• [Given task]:
From the entries that follow, extract each line holding the string "Total".

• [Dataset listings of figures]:
— START —

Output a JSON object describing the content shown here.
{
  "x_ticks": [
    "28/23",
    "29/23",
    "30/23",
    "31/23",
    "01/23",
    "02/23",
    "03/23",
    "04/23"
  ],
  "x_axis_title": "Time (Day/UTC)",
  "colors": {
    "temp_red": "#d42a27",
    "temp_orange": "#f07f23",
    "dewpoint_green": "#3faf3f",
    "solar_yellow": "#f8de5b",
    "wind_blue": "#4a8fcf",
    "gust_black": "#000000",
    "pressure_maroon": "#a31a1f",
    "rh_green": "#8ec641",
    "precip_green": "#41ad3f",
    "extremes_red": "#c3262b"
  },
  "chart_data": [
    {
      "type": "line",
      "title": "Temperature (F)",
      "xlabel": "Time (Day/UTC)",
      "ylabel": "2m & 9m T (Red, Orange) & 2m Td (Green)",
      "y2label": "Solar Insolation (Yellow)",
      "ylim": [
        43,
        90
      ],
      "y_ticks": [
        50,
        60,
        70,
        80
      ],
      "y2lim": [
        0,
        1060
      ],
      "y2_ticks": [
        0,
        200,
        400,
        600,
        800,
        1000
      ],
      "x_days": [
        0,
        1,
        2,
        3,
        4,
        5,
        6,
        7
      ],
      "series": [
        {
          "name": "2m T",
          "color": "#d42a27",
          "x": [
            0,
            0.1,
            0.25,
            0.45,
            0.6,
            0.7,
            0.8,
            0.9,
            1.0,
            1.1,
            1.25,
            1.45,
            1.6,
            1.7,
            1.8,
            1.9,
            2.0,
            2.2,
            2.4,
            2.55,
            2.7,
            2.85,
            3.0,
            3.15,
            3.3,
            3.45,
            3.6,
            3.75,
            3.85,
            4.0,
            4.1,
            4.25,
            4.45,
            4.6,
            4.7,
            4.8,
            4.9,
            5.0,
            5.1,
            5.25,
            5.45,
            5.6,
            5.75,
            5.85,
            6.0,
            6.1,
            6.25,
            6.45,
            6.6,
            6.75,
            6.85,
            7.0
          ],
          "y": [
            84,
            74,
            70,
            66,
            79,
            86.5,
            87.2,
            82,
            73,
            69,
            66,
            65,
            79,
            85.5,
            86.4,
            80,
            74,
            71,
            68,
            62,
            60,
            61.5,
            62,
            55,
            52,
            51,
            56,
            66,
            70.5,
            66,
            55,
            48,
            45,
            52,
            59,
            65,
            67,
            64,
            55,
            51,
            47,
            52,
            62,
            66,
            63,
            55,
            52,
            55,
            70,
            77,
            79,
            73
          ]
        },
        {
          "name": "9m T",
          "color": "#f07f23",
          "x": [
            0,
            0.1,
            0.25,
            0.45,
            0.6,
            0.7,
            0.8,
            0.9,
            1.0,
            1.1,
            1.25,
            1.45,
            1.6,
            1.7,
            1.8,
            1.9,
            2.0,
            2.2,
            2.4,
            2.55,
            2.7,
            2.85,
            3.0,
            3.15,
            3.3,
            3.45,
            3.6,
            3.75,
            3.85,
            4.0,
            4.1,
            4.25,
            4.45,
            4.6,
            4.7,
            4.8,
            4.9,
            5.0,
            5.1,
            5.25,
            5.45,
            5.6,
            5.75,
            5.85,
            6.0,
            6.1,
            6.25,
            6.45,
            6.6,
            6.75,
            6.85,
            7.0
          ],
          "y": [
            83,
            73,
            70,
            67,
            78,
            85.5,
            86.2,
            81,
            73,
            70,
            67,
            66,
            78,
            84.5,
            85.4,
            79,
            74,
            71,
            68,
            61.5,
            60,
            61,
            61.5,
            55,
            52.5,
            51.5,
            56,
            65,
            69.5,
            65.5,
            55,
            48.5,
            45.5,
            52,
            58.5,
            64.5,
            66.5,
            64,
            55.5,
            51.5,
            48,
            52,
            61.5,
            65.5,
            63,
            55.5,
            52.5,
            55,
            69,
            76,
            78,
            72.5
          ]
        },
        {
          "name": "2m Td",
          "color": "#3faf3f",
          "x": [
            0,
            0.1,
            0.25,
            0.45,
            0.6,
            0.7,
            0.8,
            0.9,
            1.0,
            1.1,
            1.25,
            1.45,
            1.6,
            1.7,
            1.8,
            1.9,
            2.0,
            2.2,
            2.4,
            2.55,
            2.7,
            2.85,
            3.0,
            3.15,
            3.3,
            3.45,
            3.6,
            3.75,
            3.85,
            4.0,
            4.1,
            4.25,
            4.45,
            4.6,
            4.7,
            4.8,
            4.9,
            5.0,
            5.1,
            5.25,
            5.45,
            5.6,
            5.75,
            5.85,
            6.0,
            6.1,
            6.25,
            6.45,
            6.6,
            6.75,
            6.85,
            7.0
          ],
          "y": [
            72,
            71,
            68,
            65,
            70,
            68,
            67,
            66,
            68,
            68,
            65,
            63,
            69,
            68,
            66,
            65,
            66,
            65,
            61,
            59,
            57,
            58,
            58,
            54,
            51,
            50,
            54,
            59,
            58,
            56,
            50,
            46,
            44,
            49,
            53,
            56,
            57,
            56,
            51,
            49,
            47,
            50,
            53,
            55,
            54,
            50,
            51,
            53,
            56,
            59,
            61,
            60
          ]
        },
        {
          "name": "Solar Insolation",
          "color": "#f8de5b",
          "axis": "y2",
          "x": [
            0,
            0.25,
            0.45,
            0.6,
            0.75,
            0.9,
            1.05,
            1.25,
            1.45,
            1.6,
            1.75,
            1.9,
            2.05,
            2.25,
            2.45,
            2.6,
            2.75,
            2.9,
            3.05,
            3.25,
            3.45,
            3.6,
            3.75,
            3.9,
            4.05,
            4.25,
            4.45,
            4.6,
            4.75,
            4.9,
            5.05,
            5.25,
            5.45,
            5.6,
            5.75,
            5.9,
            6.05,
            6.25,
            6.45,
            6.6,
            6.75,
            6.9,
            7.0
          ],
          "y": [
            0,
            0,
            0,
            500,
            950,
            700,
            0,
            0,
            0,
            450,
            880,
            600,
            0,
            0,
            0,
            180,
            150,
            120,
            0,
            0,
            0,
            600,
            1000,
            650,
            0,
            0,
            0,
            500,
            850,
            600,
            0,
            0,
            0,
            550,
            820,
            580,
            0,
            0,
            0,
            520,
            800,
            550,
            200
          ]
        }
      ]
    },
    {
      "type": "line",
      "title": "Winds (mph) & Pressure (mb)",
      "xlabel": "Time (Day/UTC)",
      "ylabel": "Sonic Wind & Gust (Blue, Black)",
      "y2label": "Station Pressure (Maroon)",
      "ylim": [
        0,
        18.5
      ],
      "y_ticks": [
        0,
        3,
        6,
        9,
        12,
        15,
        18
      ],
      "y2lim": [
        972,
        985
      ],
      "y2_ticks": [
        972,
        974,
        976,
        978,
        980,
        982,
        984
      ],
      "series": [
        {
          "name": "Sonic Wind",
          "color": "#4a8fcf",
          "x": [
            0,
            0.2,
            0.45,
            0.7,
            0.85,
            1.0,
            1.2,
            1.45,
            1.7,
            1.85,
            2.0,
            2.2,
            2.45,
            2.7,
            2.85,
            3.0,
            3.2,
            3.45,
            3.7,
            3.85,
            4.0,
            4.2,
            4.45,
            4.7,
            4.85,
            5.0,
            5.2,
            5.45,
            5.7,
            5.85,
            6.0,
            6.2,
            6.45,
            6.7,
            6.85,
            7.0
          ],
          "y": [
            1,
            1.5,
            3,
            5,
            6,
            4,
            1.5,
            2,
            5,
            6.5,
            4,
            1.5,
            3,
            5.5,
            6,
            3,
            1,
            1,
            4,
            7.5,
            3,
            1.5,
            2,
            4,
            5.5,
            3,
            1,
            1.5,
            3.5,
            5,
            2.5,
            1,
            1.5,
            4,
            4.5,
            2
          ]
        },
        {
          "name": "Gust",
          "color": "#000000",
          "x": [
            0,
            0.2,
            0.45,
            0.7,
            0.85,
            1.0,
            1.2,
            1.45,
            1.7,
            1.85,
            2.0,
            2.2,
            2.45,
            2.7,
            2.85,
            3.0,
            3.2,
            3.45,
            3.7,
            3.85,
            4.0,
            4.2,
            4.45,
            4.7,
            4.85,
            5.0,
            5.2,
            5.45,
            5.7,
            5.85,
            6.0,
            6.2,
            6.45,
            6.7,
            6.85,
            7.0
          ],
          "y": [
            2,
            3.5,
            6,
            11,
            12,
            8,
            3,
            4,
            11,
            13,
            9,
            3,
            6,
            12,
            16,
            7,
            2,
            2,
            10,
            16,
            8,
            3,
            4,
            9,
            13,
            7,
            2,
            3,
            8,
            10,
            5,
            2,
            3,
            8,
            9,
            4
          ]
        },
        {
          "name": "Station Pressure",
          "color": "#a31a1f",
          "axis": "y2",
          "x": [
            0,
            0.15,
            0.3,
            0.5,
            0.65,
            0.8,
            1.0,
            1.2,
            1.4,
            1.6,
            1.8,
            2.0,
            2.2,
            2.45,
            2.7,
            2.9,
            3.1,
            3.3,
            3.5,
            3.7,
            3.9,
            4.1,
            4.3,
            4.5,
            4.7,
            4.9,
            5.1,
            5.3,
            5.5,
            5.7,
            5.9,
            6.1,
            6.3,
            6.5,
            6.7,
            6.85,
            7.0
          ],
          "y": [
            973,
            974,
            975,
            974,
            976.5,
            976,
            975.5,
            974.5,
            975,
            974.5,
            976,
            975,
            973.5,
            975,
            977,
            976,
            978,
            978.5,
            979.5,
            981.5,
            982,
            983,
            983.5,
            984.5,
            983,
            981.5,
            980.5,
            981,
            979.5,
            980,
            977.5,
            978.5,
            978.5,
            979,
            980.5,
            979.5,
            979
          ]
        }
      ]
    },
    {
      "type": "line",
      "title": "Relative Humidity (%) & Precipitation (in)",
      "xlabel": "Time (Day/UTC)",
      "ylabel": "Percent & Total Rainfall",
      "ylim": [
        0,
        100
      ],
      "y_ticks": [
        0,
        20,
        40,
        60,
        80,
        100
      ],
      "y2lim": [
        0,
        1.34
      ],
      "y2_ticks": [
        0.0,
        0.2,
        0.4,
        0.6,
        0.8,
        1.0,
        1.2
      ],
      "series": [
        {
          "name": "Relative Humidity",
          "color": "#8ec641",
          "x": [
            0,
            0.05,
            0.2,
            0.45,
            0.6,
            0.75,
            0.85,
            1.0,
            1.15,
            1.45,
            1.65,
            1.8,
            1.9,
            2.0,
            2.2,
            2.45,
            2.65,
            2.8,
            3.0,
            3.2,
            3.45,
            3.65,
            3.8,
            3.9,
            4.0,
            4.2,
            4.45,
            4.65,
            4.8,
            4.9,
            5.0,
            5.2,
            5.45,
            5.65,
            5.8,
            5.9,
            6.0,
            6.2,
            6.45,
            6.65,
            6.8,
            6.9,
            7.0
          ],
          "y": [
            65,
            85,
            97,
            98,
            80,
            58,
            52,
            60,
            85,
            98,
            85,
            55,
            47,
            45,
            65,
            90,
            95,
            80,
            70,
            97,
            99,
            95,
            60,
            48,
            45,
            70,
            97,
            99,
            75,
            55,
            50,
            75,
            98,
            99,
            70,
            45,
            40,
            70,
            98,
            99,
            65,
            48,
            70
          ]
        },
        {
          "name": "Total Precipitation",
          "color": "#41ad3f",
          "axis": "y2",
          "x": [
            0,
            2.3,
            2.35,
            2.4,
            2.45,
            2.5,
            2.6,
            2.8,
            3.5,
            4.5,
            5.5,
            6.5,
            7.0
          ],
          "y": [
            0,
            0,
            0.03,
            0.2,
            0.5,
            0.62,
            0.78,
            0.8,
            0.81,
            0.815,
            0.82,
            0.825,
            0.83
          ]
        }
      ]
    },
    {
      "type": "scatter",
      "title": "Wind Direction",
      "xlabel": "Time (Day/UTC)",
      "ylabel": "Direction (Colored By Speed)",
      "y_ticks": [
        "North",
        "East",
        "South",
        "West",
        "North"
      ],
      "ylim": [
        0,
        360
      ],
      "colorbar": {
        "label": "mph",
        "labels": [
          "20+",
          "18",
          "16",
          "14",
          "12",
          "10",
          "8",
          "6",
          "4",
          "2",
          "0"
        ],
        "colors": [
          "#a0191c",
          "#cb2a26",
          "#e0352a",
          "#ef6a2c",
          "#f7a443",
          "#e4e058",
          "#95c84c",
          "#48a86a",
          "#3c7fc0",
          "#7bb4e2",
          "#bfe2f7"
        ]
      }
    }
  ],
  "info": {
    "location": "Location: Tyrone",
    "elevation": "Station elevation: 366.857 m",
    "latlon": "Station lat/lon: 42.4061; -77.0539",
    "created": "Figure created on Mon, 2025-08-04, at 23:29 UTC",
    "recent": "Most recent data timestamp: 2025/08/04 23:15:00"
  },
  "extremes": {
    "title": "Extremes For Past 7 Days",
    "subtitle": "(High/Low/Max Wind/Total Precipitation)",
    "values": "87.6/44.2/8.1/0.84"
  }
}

— END —

• [Exercise solution]:
      "ylabel": "Percent & Total Rainfall",
          "name": "Total Precipitation",
    "subtitle": "(High/Low/Max Wind/Total Precipitation)",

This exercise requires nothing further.